> [Problem details]: Will you quote all of the entries, word for word?

> [Extracted records]:
-------------------------
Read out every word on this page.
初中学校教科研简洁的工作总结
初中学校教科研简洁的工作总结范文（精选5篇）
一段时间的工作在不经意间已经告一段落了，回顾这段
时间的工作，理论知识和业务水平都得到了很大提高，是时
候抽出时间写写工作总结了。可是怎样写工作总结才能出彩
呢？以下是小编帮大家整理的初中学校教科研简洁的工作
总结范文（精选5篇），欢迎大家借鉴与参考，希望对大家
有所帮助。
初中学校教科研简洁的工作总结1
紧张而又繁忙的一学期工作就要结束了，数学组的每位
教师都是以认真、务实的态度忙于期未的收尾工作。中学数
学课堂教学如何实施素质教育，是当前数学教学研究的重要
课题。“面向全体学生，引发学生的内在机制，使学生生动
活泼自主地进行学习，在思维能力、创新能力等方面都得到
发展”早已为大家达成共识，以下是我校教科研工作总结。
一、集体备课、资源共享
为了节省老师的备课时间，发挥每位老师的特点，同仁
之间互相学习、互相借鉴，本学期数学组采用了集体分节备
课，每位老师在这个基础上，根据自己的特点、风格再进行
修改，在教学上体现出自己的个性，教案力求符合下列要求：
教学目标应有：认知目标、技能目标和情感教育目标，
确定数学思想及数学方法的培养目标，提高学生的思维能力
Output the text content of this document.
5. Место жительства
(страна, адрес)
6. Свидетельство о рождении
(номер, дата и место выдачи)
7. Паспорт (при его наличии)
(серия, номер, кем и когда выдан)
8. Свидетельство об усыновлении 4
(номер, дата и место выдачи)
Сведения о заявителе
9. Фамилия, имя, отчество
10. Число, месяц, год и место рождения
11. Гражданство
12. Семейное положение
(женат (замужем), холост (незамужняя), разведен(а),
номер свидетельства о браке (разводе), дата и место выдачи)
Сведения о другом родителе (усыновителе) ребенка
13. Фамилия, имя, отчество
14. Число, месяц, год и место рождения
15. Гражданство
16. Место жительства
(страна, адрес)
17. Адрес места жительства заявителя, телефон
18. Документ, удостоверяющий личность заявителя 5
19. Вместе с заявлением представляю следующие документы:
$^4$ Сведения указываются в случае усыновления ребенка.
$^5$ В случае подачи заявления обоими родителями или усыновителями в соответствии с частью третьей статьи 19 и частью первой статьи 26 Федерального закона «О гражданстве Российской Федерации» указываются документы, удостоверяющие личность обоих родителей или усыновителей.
-------------------------
> [Task answer]:
Read out every word on this page.
初中学校教科研简洁的工作总结
初中学校教科研简洁的工作总结范文（精选5篇）
一段时间的工作在不经意间已经告一段落了，回顾这段
时间的工作，理论知识和业务水平都得到了很大提高，是时
候抽出时间写写工作总结了。可是怎样写工作总结才能出彩
呢？以下是小编帮大家整理的初中学校教科研简洁的工作
总结范文（精选5篇），欢迎大家借鉴与参考，希望对大家
有所帮助。
初中学校教科研简洁的工作总结1
紧张而又繁忙的一学期工作就要结束了，数学组的每位
教师都是以认真、务实的态度忙于期未的收尾工作。中学数
学课堂教学如何实施素质教育，是当前数学教学研究的重要
课题。“面向全体学生，引发学生的内在机制，使学生生动
活泼自主地进行学习，在思维能力、创新能力等方面都得到
发展”早已为大家达成共识，以下是我校教科研工作总结。
一、集体备课、资源共享
为了节省老师的备课时间，发挥每位老师的特点，同仁
之间互相学习、互相借鉴，本学期数学组采用了集体分节备
课，每位老师在这个基础上，根据自己的特点、风格再进行
修改，在教学上体现出自己的个性，教案力求符合下列要求：
教学目标应有：认知目标、技能目标和情感教育目标，
确定数学思想及数学方法的培养目标，提高学生的思维能力
Output the text content of this document.
5. Место жительства
(страна, адрес)
6. Свидетельство о рождении
(номер, дата и место выдачи)
7. Паспорт (при его наличии)
(серия, номер, кем и когда выдан)
8. Свидетельство об усыновлении 4
(номер, дата и место выдачи)
Сведения о заявителе
9. Фамилия, имя, отчество
10. Число, месяц, год и место рождения
11. Гражданство
12. Семейное положение
(женат (замужем), холост (незамужняя), разведен(а),
номер свидетельства о браке (разводе), дата и место выдачи)
Сведения о другом родителе (усыновителе) ребенка
13. Фамилия, имя, отчество
14. Число, месяц, год и место рождения
15. Гражданство
16. Место жительства
(страна, адрес)
17. Адрес места жительства заявителя, телефон
18. Документ, удостоверяющий личность заявителя 5
19. Вместе с заявлением представляю следующие документы:
$^4$ Сведения указываются в случае усыновления ребенка.
$^5$ В случае подачи заявления обоими родителями или усыновителями в соответствии с частью третьей статьи 19 и частью первой статьи 26 Федерального закона «О гражданстве Российской Федерации» указываются документы, удостоверяющие личность обоих родителей или усыновителей.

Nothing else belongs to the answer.